* _Aim_:
Identify every line containing the word "range" and reproduce each one.

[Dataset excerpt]
☆ ☆ ☆ ☆ ☆
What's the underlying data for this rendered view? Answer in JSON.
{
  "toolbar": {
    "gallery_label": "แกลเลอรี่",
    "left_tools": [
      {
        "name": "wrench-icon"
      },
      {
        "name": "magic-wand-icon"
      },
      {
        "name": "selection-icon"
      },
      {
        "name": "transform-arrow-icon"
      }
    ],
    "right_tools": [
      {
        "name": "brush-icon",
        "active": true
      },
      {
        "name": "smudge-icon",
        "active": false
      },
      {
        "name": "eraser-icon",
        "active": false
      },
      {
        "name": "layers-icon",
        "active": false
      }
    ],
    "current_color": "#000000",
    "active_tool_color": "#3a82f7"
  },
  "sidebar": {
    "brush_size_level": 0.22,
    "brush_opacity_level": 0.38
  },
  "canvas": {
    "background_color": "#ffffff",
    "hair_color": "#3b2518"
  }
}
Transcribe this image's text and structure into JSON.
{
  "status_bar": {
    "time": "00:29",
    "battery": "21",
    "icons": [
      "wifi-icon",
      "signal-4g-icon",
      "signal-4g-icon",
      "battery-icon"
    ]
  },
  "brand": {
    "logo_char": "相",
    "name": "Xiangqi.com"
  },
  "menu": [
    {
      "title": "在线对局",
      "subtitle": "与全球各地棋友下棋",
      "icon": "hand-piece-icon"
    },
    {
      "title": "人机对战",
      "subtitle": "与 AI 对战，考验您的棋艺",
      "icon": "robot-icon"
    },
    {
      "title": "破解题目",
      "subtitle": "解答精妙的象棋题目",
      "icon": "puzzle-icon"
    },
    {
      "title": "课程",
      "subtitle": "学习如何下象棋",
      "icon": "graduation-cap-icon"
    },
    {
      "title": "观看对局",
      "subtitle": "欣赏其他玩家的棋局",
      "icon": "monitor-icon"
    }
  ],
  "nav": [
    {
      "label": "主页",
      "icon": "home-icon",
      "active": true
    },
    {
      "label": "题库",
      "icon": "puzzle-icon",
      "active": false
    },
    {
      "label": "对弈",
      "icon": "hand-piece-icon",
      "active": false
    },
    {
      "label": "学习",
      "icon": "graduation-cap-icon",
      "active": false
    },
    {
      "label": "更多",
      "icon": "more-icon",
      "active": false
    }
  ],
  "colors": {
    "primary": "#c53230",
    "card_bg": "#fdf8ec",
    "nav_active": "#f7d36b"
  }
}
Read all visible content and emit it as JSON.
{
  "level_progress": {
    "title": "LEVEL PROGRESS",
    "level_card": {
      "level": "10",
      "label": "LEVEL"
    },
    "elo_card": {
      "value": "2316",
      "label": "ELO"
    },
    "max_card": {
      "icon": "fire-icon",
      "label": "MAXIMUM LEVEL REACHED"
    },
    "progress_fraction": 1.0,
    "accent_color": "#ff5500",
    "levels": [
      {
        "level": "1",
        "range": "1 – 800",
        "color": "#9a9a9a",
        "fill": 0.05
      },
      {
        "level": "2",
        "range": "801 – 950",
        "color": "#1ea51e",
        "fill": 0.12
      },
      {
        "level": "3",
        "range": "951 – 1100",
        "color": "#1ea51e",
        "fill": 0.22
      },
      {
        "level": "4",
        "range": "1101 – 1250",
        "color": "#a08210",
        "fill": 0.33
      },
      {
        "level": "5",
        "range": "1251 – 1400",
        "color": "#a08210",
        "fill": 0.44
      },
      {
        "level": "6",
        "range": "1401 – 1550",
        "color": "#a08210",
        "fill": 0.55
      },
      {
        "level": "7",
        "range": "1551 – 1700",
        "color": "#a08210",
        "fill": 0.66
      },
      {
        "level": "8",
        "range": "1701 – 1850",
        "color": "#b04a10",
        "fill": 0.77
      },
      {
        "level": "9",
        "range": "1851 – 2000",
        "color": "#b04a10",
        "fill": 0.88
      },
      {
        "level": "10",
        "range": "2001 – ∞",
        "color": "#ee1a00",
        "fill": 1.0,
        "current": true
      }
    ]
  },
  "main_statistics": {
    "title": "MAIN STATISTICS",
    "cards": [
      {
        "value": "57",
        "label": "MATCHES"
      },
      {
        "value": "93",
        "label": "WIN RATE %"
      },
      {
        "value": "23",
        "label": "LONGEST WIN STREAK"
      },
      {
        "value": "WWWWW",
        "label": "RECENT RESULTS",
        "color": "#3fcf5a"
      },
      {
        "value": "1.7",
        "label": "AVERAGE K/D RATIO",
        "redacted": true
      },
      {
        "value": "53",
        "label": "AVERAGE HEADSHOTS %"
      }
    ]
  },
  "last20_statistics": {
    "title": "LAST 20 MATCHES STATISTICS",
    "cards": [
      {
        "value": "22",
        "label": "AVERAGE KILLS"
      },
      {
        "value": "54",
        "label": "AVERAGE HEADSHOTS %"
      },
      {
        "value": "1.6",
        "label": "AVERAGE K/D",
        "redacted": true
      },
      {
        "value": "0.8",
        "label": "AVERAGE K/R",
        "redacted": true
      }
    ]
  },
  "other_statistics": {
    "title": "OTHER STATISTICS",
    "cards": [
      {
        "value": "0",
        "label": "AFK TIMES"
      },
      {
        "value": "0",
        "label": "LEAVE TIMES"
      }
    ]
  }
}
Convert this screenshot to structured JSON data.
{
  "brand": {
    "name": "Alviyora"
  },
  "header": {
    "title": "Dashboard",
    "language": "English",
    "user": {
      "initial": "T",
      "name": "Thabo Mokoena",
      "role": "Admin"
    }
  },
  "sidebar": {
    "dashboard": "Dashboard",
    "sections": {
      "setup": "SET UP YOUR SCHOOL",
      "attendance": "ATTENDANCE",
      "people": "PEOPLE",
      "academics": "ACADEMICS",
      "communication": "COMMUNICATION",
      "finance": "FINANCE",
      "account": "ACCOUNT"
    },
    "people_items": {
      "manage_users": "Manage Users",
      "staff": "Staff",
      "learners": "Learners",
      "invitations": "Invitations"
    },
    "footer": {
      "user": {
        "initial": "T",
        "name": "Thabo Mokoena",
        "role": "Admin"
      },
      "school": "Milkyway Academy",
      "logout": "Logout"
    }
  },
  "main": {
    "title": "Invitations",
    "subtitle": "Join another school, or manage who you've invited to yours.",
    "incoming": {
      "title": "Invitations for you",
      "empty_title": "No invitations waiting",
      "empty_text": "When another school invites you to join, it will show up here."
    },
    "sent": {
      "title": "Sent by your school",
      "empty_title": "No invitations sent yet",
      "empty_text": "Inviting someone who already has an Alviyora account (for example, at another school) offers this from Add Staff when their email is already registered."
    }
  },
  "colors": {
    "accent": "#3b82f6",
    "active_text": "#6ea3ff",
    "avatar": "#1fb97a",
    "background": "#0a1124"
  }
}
☆ ☆ ☆ ☆ ☆
* _Task answer_:
        "range": "1 – 800",
        "range": "801 – 950",
        "range": "951 – 1100",
        "range": "1101 – 1250",
        "range": "1251 – 1400",
        "range": "1401 – 1550",
        "range": "1551 – 1700",
        "range": "1701 – 1850",
        "range": "1851 – 2000",
        "range": "2001 – ∞",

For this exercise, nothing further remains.